** Start **

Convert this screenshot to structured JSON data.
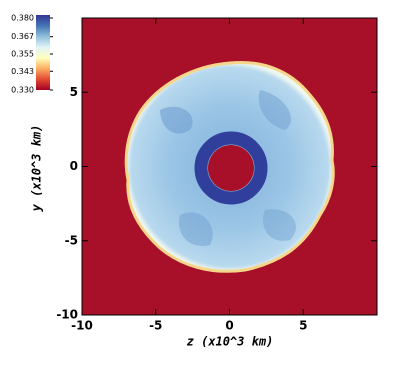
{
  "chart_data": {
    "type": "heatmap",
    "xlabel": "z (x10^3 km)",
    "ylabel": "y (x10^3 km)",
    "xlim": [
      -10,
      10
    ],
    "ylim": [
      -10,
      10
    ],
    "xticks": [
      -10,
      -5,
      0,
      5
    ],
    "yticks": [
      -10,
      -5,
      0,
      5
    ],
    "colorlim": [
      0.33,
      0.38
    ],
    "colorticks": [
      {
        "value": 0.38,
        "label": "0.380"
      },
      0.367,
      0.355,
      0.343,
      {
        "value": 0.33,
        "label": "0.330"
      }
    ],
    "colormap": [
      "#a50026",
      "#e34a33",
      "#fdae61",
      "#ffffbf",
      "#e0f3f8",
      "#91bfdb",
      "#4575b4",
      "#313695"
    ]
  }
}
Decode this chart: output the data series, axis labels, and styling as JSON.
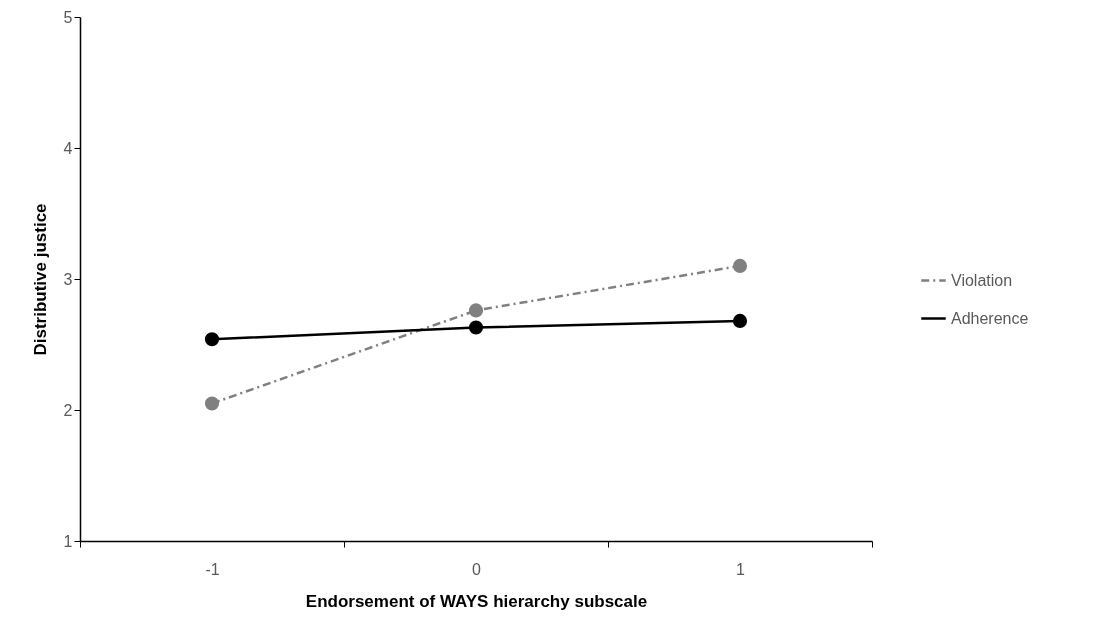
{
  "chart_data": {
    "type": "line",
    "xlabel": "Endorsement of WAYS hierarchy subscale",
    "ylabel": "Distributive justice",
    "categories": [
      "-1",
      "0",
      "1"
    ],
    "series": [
      {
        "name": "Violation",
        "color": "#808080",
        "line_style": "dashed",
        "values": [
          2.05,
          2.76,
          3.1
        ]
      },
      {
        "name": "Adherence",
        "color": "#000000",
        "line_style": "solid",
        "values": [
          2.54,
          2.63,
          2.68
        ]
      }
    ],
    "ylim": [
      1,
      5
    ],
    "yticks": [
      1,
      2,
      3,
      4,
      5
    ],
    "grid": false,
    "legend": "right",
    "marker": "circle"
  }
}
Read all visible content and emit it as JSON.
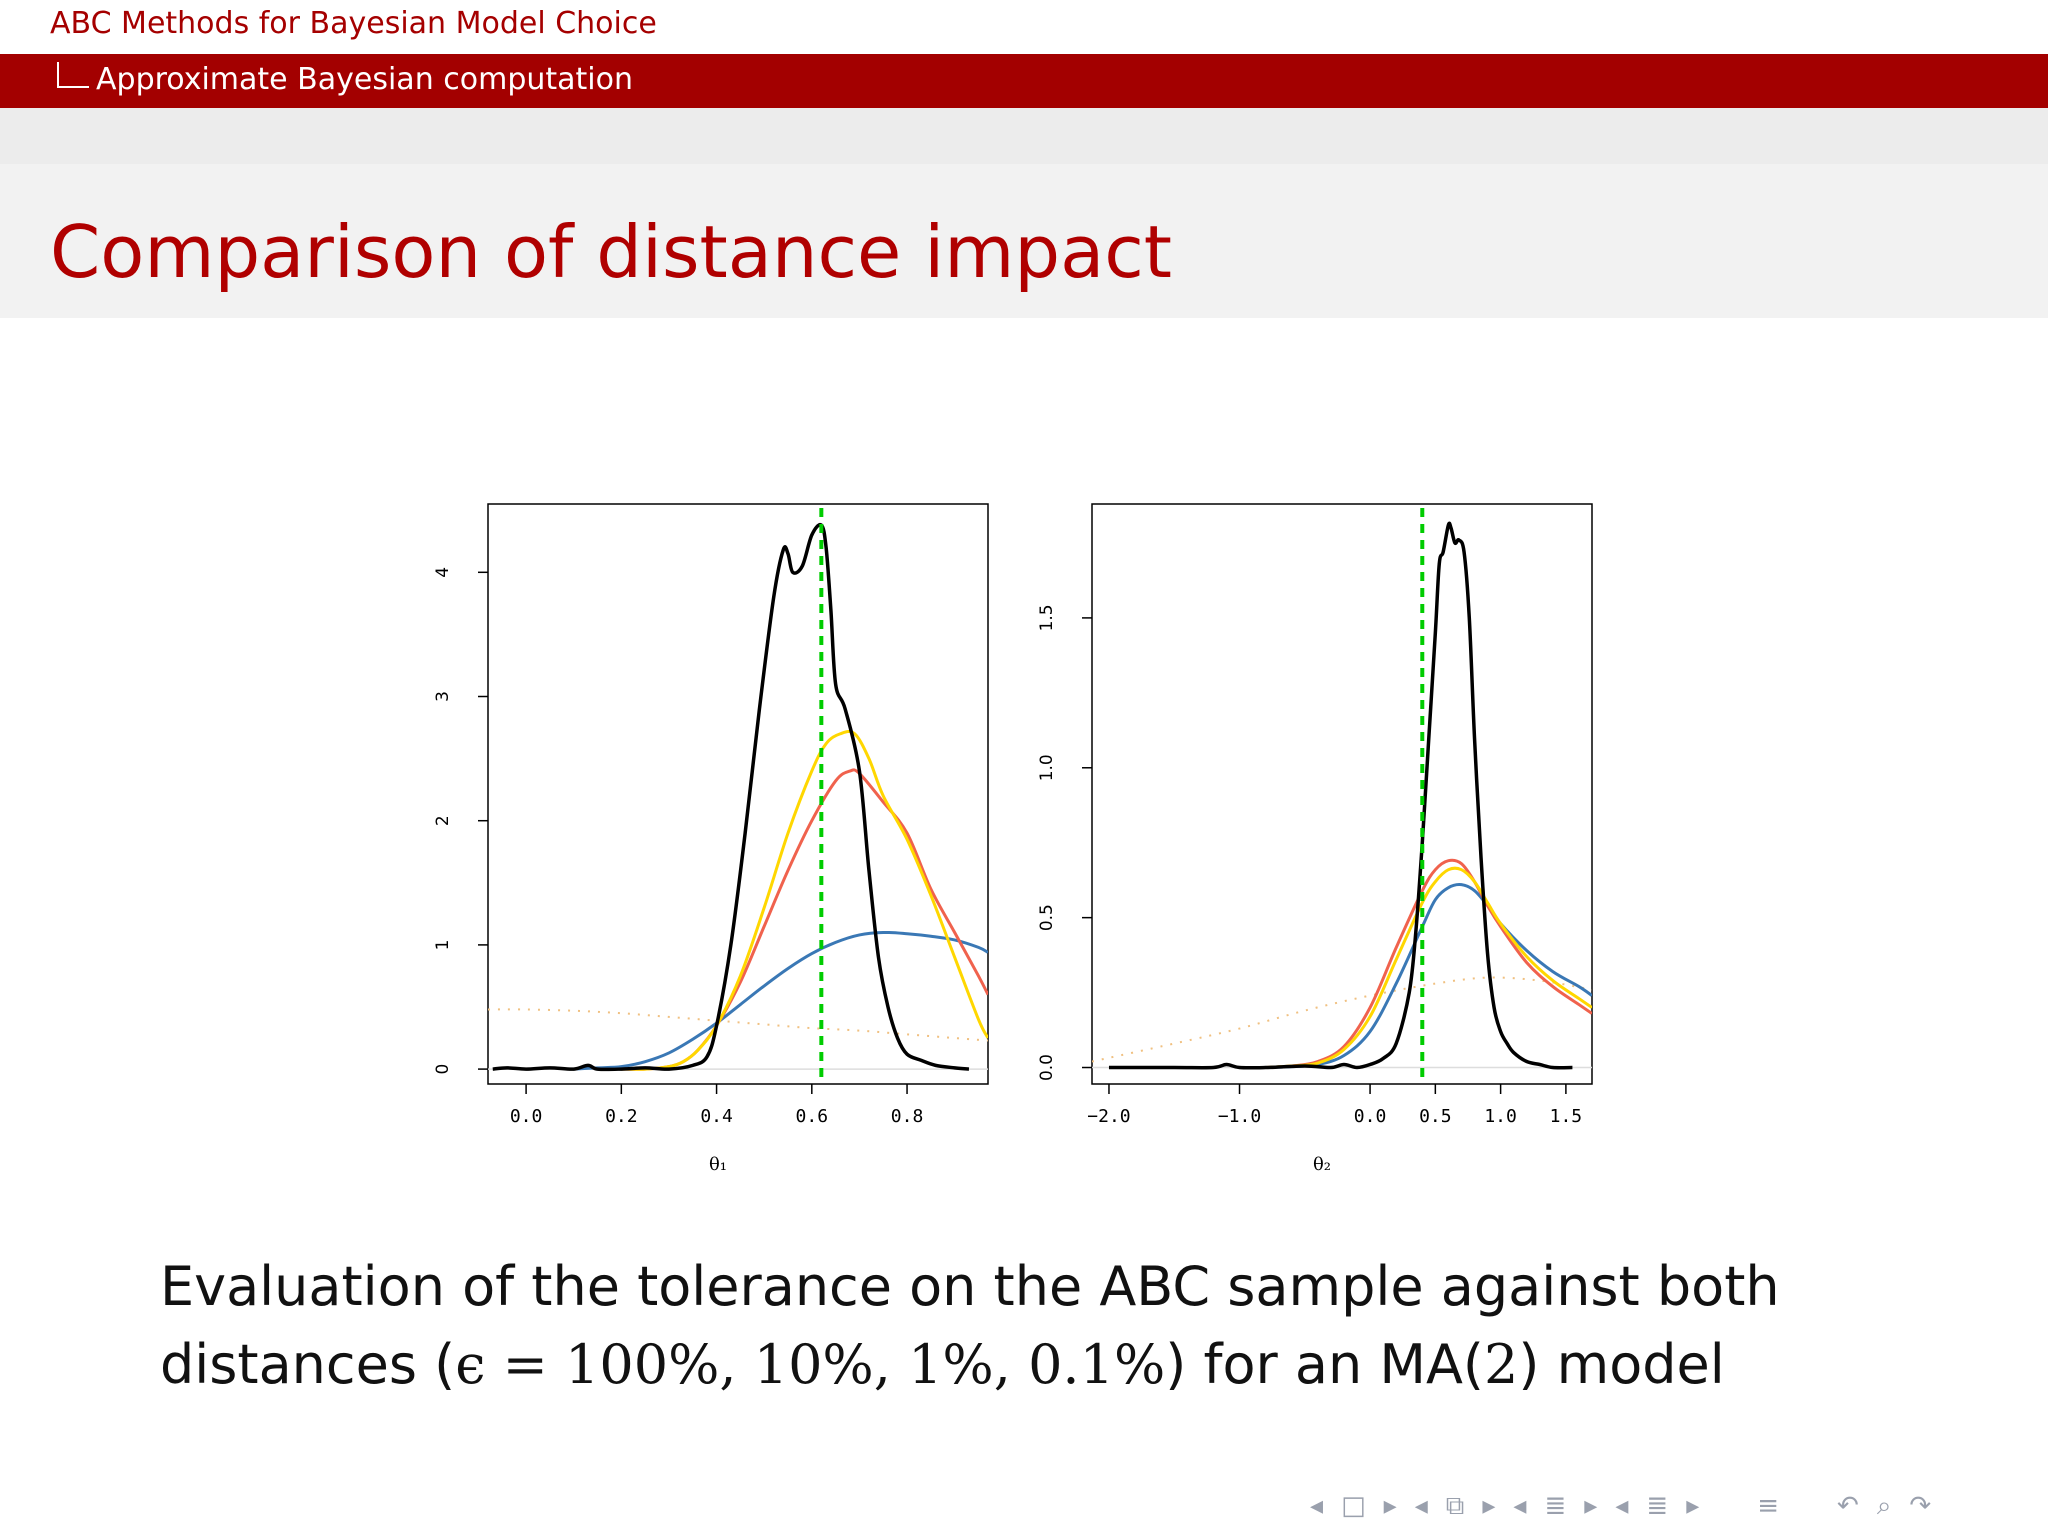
{
  "header": {
    "presentation_title": "ABC Methods for Bayesian Model Choice",
    "section": "Approximate Bayesian computation"
  },
  "slide": {
    "title": "Comparison of distance impact",
    "caption_line1": "Evaluation of the tolerance on the ABC sample against both",
    "caption_line2_pre": "distances (",
    "caption_line2_math": "ϵ = 100%, 10%, 1%, 0.1%",
    "caption_line2_post": ") for an MA(",
    "caption_line2_num": "2",
    "caption_line2_end": ") model"
  },
  "colors": {
    "accent": "#a30000",
    "black_curve": "#000000",
    "yellow_curve": "#ffd700",
    "red_curve": "#f0624d",
    "blue_curve": "#3a78b5",
    "dotted_curve": "#f0c080",
    "true_value_line": "#00cc00"
  },
  "nav_icons": [
    "nav-left-arrow-icon",
    "frame-icon",
    "nav-right-arrow-icon",
    "nav-left-arrow-icon",
    "subsection-icon",
    "nav-right-arrow-icon",
    "nav-left-arrow-icon",
    "section-icon",
    "nav-right-arrow-icon",
    "nav-left-arrow-icon",
    "document-icon",
    "nav-right-arrow-icon",
    "align-icon",
    "back-icon",
    "search-icon",
    "forward-icon"
  ],
  "chart_data": [
    {
      "type": "line",
      "xlabel": "θ₁",
      "ylabel": "",
      "xlim": [
        -0.08,
        0.97
      ],
      "ylim": [
        -0.12,
        4.55
      ],
      "xticks": [
        "0.0",
        "0.2",
        "0.4",
        "0.6",
        "0.8"
      ],
      "yticks": [
        "0",
        "1",
        "2",
        "3",
        "4"
      ],
      "vline": 0.62,
      "series": [
        {
          "color": "black",
          "x": [
            -0.07,
            -0.04,
            0.0,
            0.05,
            0.1,
            0.13,
            0.15,
            0.2,
            0.25,
            0.3,
            0.35,
            0.38,
            0.4,
            0.43,
            0.46,
            0.49,
            0.52,
            0.54,
            0.55,
            0.56,
            0.58,
            0.6,
            0.62,
            0.63,
            0.64,
            0.65,
            0.67,
            0.7,
            0.72,
            0.74,
            0.76,
            0.78,
            0.8,
            0.83,
            0.86,
            0.9,
            0.93
          ],
          "y": [
            0.0,
            0.01,
            0.0,
            0.01,
            0.0,
            0.03,
            0.0,
            0.0,
            0.01,
            0.0,
            0.03,
            0.1,
            0.35,
            1.0,
            1.9,
            2.9,
            3.8,
            4.18,
            4.15,
            4.0,
            4.05,
            4.3,
            4.38,
            4.2,
            3.7,
            3.1,
            2.9,
            2.4,
            1.6,
            0.9,
            0.5,
            0.25,
            0.12,
            0.07,
            0.03,
            0.01,
            0.0
          ]
        },
        {
          "color": "yellow",
          "x": [
            0.2,
            0.25,
            0.3,
            0.33,
            0.36,
            0.4,
            0.45,
            0.5,
            0.55,
            0.6,
            0.63,
            0.66,
            0.69,
            0.72,
            0.75,
            0.8,
            0.85,
            0.9,
            0.95,
            0.97
          ],
          "y": [
            0.0,
            0.0,
            0.02,
            0.06,
            0.15,
            0.35,
            0.75,
            1.3,
            1.9,
            2.4,
            2.62,
            2.7,
            2.7,
            2.5,
            2.2,
            1.85,
            1.4,
            0.9,
            0.4,
            0.25
          ]
        },
        {
          "color": "red",
          "x": [
            0.2,
            0.25,
            0.3,
            0.33,
            0.36,
            0.4,
            0.45,
            0.5,
            0.55,
            0.6,
            0.65,
            0.68,
            0.7,
            0.75,
            0.8,
            0.85,
            0.9,
            0.95,
            0.97
          ],
          "y": [
            0.0,
            0.0,
            0.02,
            0.06,
            0.15,
            0.35,
            0.7,
            1.15,
            1.6,
            2.0,
            2.32,
            2.4,
            2.38,
            2.15,
            1.9,
            1.45,
            1.1,
            0.75,
            0.6
          ]
        },
        {
          "color": "blue",
          "x": [
            0.1,
            0.15,
            0.2,
            0.25,
            0.3,
            0.35,
            0.4,
            0.45,
            0.5,
            0.55,
            0.6,
            0.65,
            0.7,
            0.75,
            0.8,
            0.85,
            0.9,
            0.95,
            0.97
          ],
          "y": [
            0.0,
            0.01,
            0.02,
            0.06,
            0.13,
            0.24,
            0.37,
            0.52,
            0.67,
            0.81,
            0.93,
            1.02,
            1.08,
            1.1,
            1.09,
            1.07,
            1.04,
            0.98,
            0.94
          ]
        },
        {
          "color": "dotted",
          "x": [
            -0.08,
            0.0,
            0.1,
            0.2,
            0.3,
            0.4,
            0.5,
            0.6,
            0.7,
            0.8,
            0.9,
            0.97
          ],
          "y": [
            0.48,
            0.48,
            0.47,
            0.45,
            0.42,
            0.39,
            0.36,
            0.33,
            0.31,
            0.28,
            0.25,
            0.23
          ]
        }
      ]
    },
    {
      "type": "line",
      "xlabel": "θ₂",
      "ylabel": "",
      "xlim": [
        -2.13,
        1.7
      ],
      "ylim": [
        -0.055,
        1.88
      ],
      "xticks": [
        "−2.0",
        "−1.0",
        "0.0",
        "0.5",
        "1.0",
        "1.5"
      ],
      "xtick_values": [
        -2.0,
        -1.0,
        0.0,
        0.5,
        1.0,
        1.5
      ],
      "yticks": [
        "0.0",
        "0.5",
        "1.0",
        "1.5"
      ],
      "vline": 0.4,
      "series": [
        {
          "color": "black",
          "x": [
            -2.0,
            -1.5,
            -1.2,
            -1.1,
            -1.0,
            -0.8,
            -0.5,
            -0.3,
            -0.2,
            -0.1,
            0.0,
            0.1,
            0.2,
            0.3,
            0.35,
            0.4,
            0.45,
            0.5,
            0.53,
            0.56,
            0.6,
            0.62,
            0.65,
            0.68,
            0.72,
            0.76,
            0.8,
            0.85,
            0.9,
            0.95,
            1.0,
            1.05,
            1.1,
            1.2,
            1.3,
            1.4,
            1.55
          ],
          "y": [
            0.0,
            0.0,
            0.0,
            0.01,
            0.0,
            0.0,
            0.005,
            0.0,
            0.01,
            0.0,
            0.01,
            0.03,
            0.08,
            0.25,
            0.45,
            0.75,
            1.1,
            1.45,
            1.68,
            1.72,
            1.81,
            1.8,
            1.75,
            1.76,
            1.72,
            1.5,
            1.1,
            0.7,
            0.38,
            0.2,
            0.12,
            0.08,
            0.05,
            0.02,
            0.01,
            0.0,
            0.0
          ]
        },
        {
          "color": "red",
          "x": [
            -0.8,
            -0.6,
            -0.4,
            -0.2,
            0.0,
            0.2,
            0.4,
            0.5,
            0.6,
            0.7,
            0.8,
            0.9,
            1.0,
            1.2,
            1.4,
            1.6,
            1.7
          ],
          "y": [
            0.0,
            0.005,
            0.02,
            0.07,
            0.2,
            0.4,
            0.59,
            0.66,
            0.69,
            0.68,
            0.62,
            0.54,
            0.47,
            0.35,
            0.27,
            0.21,
            0.18
          ]
        },
        {
          "color": "yellow",
          "x": [
            -0.8,
            -0.6,
            -0.4,
            -0.2,
            0.0,
            0.2,
            0.4,
            0.5,
            0.6,
            0.7,
            0.8,
            0.9,
            1.0,
            1.2,
            1.4,
            1.6,
            1.7
          ],
          "y": [
            0.0,
            0.005,
            0.015,
            0.06,
            0.17,
            0.36,
            0.55,
            0.62,
            0.66,
            0.66,
            0.62,
            0.55,
            0.48,
            0.37,
            0.29,
            0.23,
            0.2
          ]
        },
        {
          "color": "blue",
          "x": [
            -0.8,
            -0.6,
            -0.4,
            -0.2,
            0.0,
            0.2,
            0.4,
            0.5,
            0.6,
            0.7,
            0.8,
            0.9,
            1.0,
            1.2,
            1.4,
            1.6,
            1.7
          ],
          "y": [
            0.0,
            0.003,
            0.01,
            0.04,
            0.12,
            0.28,
            0.47,
            0.56,
            0.6,
            0.61,
            0.59,
            0.54,
            0.48,
            0.39,
            0.32,
            0.27,
            0.24
          ]
        },
        {
          "color": "dotted",
          "x": [
            -2.13,
            -1.5,
            -1.0,
            -0.5,
            0.0,
            0.5,
            0.9,
            1.3,
            1.7
          ],
          "y": [
            0.02,
            0.08,
            0.13,
            0.19,
            0.24,
            0.28,
            0.3,
            0.29,
            0.26
          ]
        }
      ]
    }
  ]
}
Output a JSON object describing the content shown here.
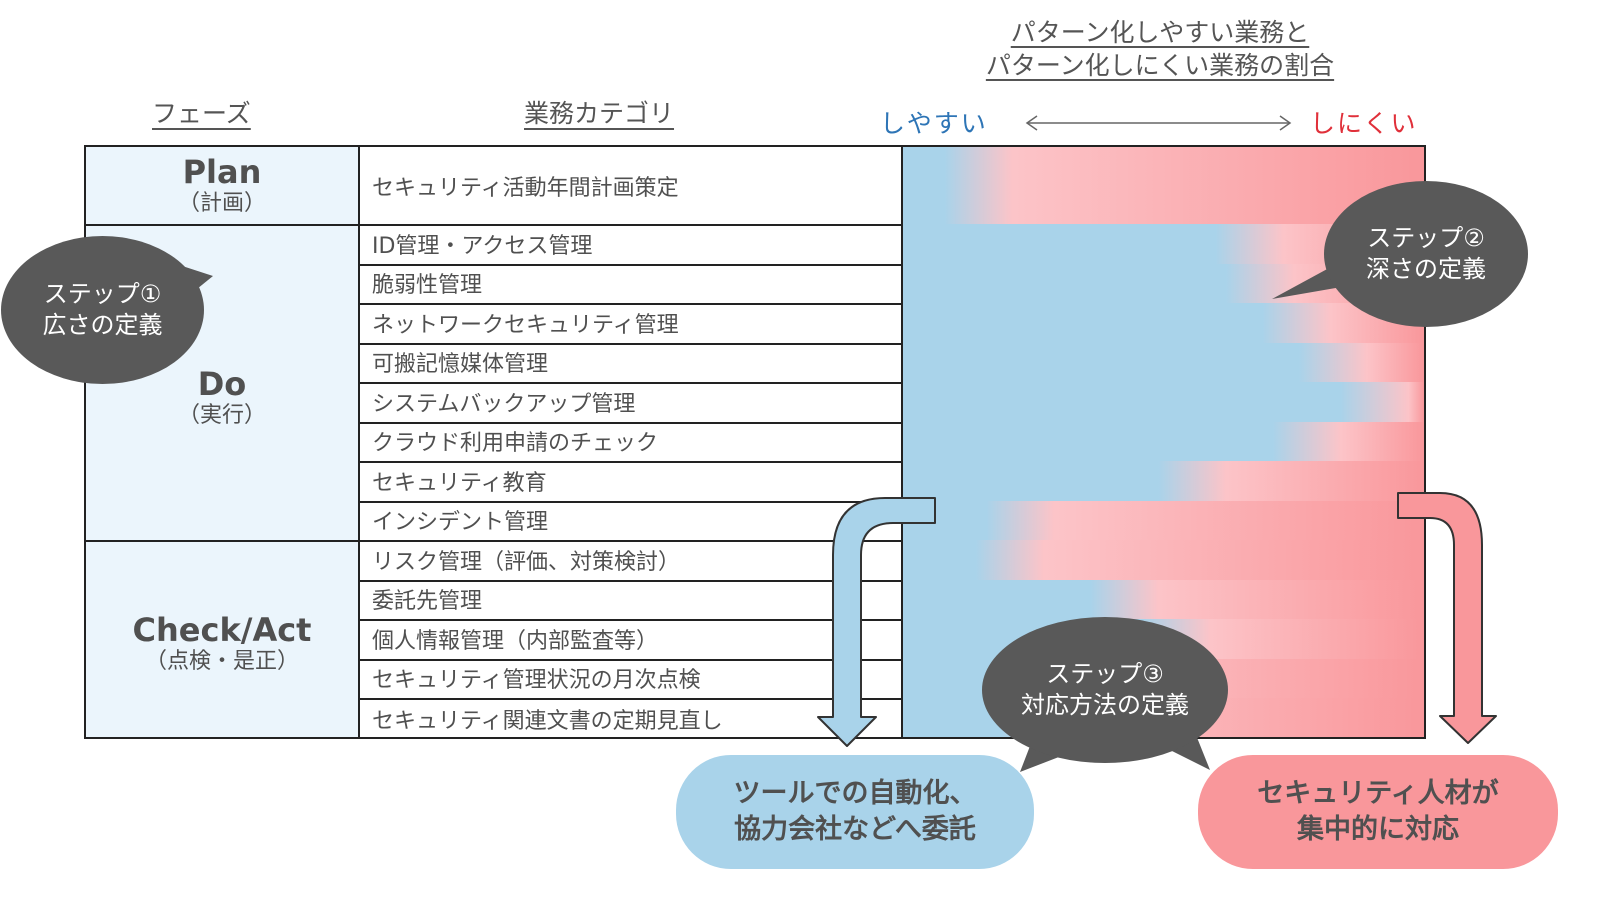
{
  "headers": {
    "phase": "フェーズ",
    "category": "業務カテゴリ",
    "ratio_line1": "パターン化しやすい業務と",
    "ratio_line2": "パターン化しにくい業務の割合",
    "easy": "しやすい",
    "hard": "しにくい"
  },
  "phases": [
    {
      "name": "Plan",
      "sub": "（計画）"
    },
    {
      "name": "Do",
      "sub": "（実行）"
    },
    {
      "name": "Check/Act",
      "sub": "（点検・是正）"
    }
  ],
  "categories": [
    {
      "label": "セキュリティ活動年間計画策定",
      "easy_ratio": 0.14
    },
    {
      "label": "ID管理・アクセス管理",
      "easy_ratio": 0.66
    },
    {
      "label": "脆弱性管理",
      "easy_ratio": 0.68
    },
    {
      "label": "ネットワークセキュリティ管理",
      "easy_ratio": 0.75
    },
    {
      "label": "可搬記憶媒体管理",
      "easy_ratio": 0.82
    },
    {
      "label": "システムバックアップ管理",
      "easy_ratio": 0.9
    },
    {
      "label": "クラウド利用申請のチェック",
      "easy_ratio": 0.77
    },
    {
      "label": "セキュリティ教育",
      "easy_ratio": 0.55
    },
    {
      "label": "インシデント管理",
      "easy_ratio": 0.22
    },
    {
      "label": "リスク管理（評価、対策検討）",
      "easy_ratio": 0.2
    },
    {
      "label": "委託先管理",
      "easy_ratio": 0.42
    },
    {
      "label": "個人情報管理（内部監査等）",
      "easy_ratio": 0.52
    },
    {
      "label": "セキュリティ管理状況の月次点検",
      "easy_ratio": 0.3
    },
    {
      "label": "セキュリティ関連文書の定期見直し",
      "easy_ratio": 0.25
    }
  ],
  "steps": {
    "step1_line1": "ステップ①",
    "step1_line2": "広さの定義",
    "step2_line1": "ステップ②",
    "step2_line2": "深さの定義",
    "step3_line1": "ステップ③",
    "step3_line2": "対応方法の定義"
  },
  "outcomes": {
    "left_line1": "ツールでの自動化、",
    "left_line2": "協力会社などへ委託",
    "right_line1": "セキュリティ人材が",
    "right_line2": "集中的に対応"
  },
  "colors": {
    "easy_blue": "#a9d3ea",
    "hard_pink": "#fcc4c8",
    "hard_red": "#f9979b",
    "phase_bg": "#ebf5fc",
    "bubble_dark": "#595959",
    "easy_text": "#2e75b6",
    "hard_text": "#e0303a"
  }
}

** End **

● **WHAT IS EXPECTED**: Exactly how many lines of the listing above contain the string "content"? Give no more than the number.

● **SOLUTION TO THE PROBLEM**: 2